**Your goal:**
Gather, from the data below, each line in which the word "cmdi" occurs.

(Extracted records)
= = = = =

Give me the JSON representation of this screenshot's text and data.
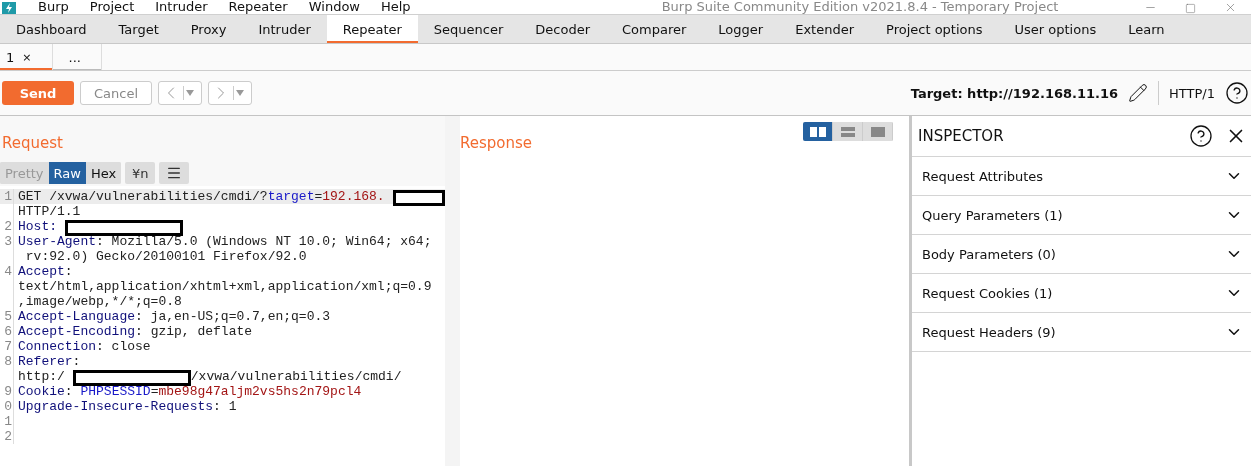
{
  "window": {
    "title": "Burp Suite Community Edition v2021.8.4 - Temporary Project"
  },
  "menu": [
    "Burp",
    "Project",
    "Intruder",
    "Repeater",
    "Window",
    "Help"
  ],
  "tabs": [
    {
      "label": "Dashboard",
      "selected": false
    },
    {
      "label": "Target",
      "selected": false
    },
    {
      "label": "Proxy",
      "selected": false
    },
    {
      "label": "Intruder",
      "selected": false
    },
    {
      "label": "Repeater",
      "selected": true
    },
    {
      "label": "Sequencer",
      "selected": false
    },
    {
      "label": "Decoder",
      "selected": false
    },
    {
      "label": "Comparer",
      "selected": false
    },
    {
      "label": "Logger",
      "selected": false
    },
    {
      "label": "Extender",
      "selected": false
    },
    {
      "label": "Project options",
      "selected": false
    },
    {
      "label": "User options",
      "selected": false
    },
    {
      "label": "Learn",
      "selected": false
    }
  ],
  "subtabs": [
    {
      "label": "1",
      "close": "×",
      "selected": true
    },
    {
      "label": "...",
      "selected": false
    }
  ],
  "toolbar": {
    "send": "Send",
    "cancel": "Cancel",
    "target": "Target: http://192.168.11.16",
    "protocol": "HTTP/1"
  },
  "request": {
    "title": "Request",
    "view_tabs": [
      {
        "label": "Pretty",
        "selected": false,
        "disabled": true
      },
      {
        "label": "Raw",
        "selected": true,
        "disabled": false
      },
      {
        "label": "Hex",
        "selected": false,
        "disabled": false
      }
    ],
    "newline_toggle": "¥n",
    "lines": [
      {
        "number": "1",
        "segments": [
          {
            "kind": "plain",
            "text": "GET /xvwa/vulnerabilities/cmdi/?"
          },
          {
            "kind": "param",
            "text": "target"
          },
          {
            "kind": "plain",
            "text": "="
          },
          {
            "kind": "value",
            "text": "192.168."
          },
          {
            "kind": "redacted"
          }
        ]
      },
      {
        "segments": [
          {
            "kind": "plain",
            "text": "HTTP/1.1"
          }
        ]
      },
      {
        "number": "2",
        "segments": [
          {
            "kind": "header",
            "text": "Host:"
          },
          {
            "kind": "redacted"
          }
        ]
      },
      {
        "number": "3",
        "segments": [
          {
            "kind": "header",
            "text": "User-Agent"
          },
          {
            "kind": "plain",
            "text": ": Mozilla/5.0 (Windows NT 10.0; Win64; x64;"
          }
        ]
      },
      {
        "segments": [
          {
            "kind": "plain",
            "text": " rv:92.0) Gecko/20100101 Firefox/92.0"
          }
        ]
      },
      {
        "number": "4",
        "segments": [
          {
            "kind": "header",
            "text": "Accept"
          },
          {
            "kind": "plain",
            "text": ":"
          }
        ]
      },
      {
        "segments": [
          {
            "kind": "plain",
            "text": "text/html,application/xhtml+xml,application/xml;q=0.9"
          }
        ]
      },
      {
        "segments": [
          {
            "kind": "plain",
            "text": ",image/webp,*/*;q=0.8"
          }
        ]
      },
      {
        "number": "5",
        "segments": [
          {
            "kind": "header",
            "text": "Accept-Language"
          },
          {
            "kind": "plain",
            "text": ": ja,en-US;q=0.7,en;q=0.3"
          }
        ]
      },
      {
        "number": "6",
        "segments": [
          {
            "kind": "header",
            "text": "Accept-Encoding"
          },
          {
            "kind": "plain",
            "text": ": gzip, deflate"
          }
        ]
      },
      {
        "number": "7",
        "segments": [
          {
            "kind": "header",
            "text": "Connection"
          },
          {
            "kind": "plain",
            "text": ": close"
          }
        ]
      },
      {
        "number": "8",
        "segments": [
          {
            "kind": "header",
            "text": "Referer"
          },
          {
            "kind": "plain",
            "text": ":"
          }
        ]
      },
      {
        "segments": [
          {
            "kind": "plain",
            "text": "http:/"
          },
          {
            "kind": "redacted"
          },
          {
            "kind": "plain",
            "text": "/xvwa/vulnerabilities/cmdi/"
          }
        ]
      },
      {
        "number": "9",
        "segments": [
          {
            "kind": "header",
            "text": "Cookie"
          },
          {
            "kind": "plain",
            "text": ": "
          },
          {
            "kind": "param",
            "text": "PHPSESSID"
          },
          {
            "kind": "plain",
            "text": "="
          },
          {
            "kind": "value",
            "text": "mbe98g47aljm2vs5hs2n79pcl4"
          }
        ]
      },
      {
        "number": "0",
        "segments": [
          {
            "kind": "header",
            "text": "Upgrade-Insecure-Requests"
          },
          {
            "kind": "plain",
            "text": ": 1"
          }
        ]
      },
      {
        "number": "1"
      },
      {
        "number": "2"
      }
    ]
  },
  "response": {
    "title": "Response"
  },
  "layout_modes": [
    {
      "kind": "columns",
      "selected": true
    },
    {
      "kind": "rows",
      "selected": false
    },
    {
      "kind": "single",
      "selected": false
    }
  ],
  "inspector": {
    "title": "INSPECTOR",
    "sections": [
      {
        "label": "Request Attributes",
        "expanded": false
      },
      {
        "label": "Query Parameters (1)",
        "expanded": false
      },
      {
        "label": "Body Parameters (0)",
        "expanded": false
      },
      {
        "label": "Request Cookies (1)",
        "expanded": false
      },
      {
        "label": "Request Headers (9)",
        "expanded": false
      }
    ]
  }
}
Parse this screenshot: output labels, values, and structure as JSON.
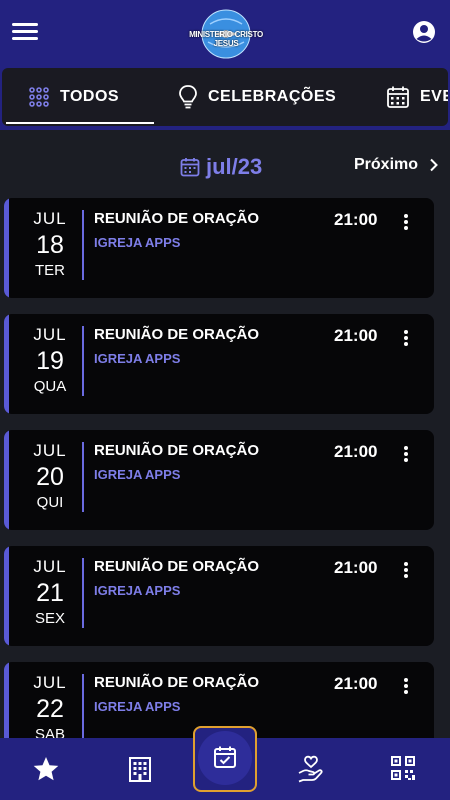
{
  "header": {
    "menu_icon": "hamburger-menu-icon",
    "logo_text": "MINISTERIO CRISTO JESUS",
    "account_icon": "account-circle-icon"
  },
  "tabs": [
    {
      "label": "TODOS",
      "icon": "grid-dots-icon",
      "active": true
    },
    {
      "label": "CELEBRAÇÕES",
      "icon": "lightbulb-icon",
      "active": false
    },
    {
      "label": "EVE",
      "icon": "calendar-icon",
      "active": false
    }
  ],
  "month_nav": {
    "current": "jul/23",
    "next_label": "Próximo",
    "next_icon": "chevron-right-icon"
  },
  "events": [
    {
      "month": "JUL",
      "day": "18",
      "weekday": "TER",
      "title": "REUNIÃO DE ORAÇÃO",
      "org": "IGREJA APPS",
      "time": "21:00"
    },
    {
      "month": "JUL",
      "day": "19",
      "weekday": "QUA",
      "title": "REUNIÃO DE ORAÇÃO",
      "org": "IGREJA APPS",
      "time": "21:00"
    },
    {
      "month": "JUL",
      "day": "20",
      "weekday": "QUI",
      "title": "REUNIÃO DE ORAÇÃO",
      "org": "IGREJA APPS",
      "time": "21:00"
    },
    {
      "month": "JUL",
      "day": "21",
      "weekday": "SEX",
      "title": "REUNIÃO DE ORAÇÃO",
      "org": "IGREJA APPS",
      "time": "21:00"
    },
    {
      "month": "JUL",
      "day": "22",
      "weekday": "SAB",
      "title": "REUNIÃO DE ORAÇÃO",
      "org": "IGREJA APPS",
      "time": "21:00"
    }
  ],
  "bottom_nav": [
    {
      "icon": "star-icon",
      "active": false
    },
    {
      "icon": "building-icon",
      "active": false
    },
    {
      "icon": "calendar-check-icon",
      "active": true
    },
    {
      "icon": "hand-heart-icon",
      "active": false
    },
    {
      "icon": "qr-code-icon",
      "active": false
    }
  ],
  "colors": {
    "primary": "#232280",
    "accent": "#7e7ee8",
    "background": "#1b1d24",
    "card": "#060608",
    "active_border": "#e0a030"
  }
}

= = = = =

**Task solution:**
            "text": "GET /xvwa/vulnerabilities/cmdi/?"
            "text": "/xvwa/vulnerabilities/cmdi/"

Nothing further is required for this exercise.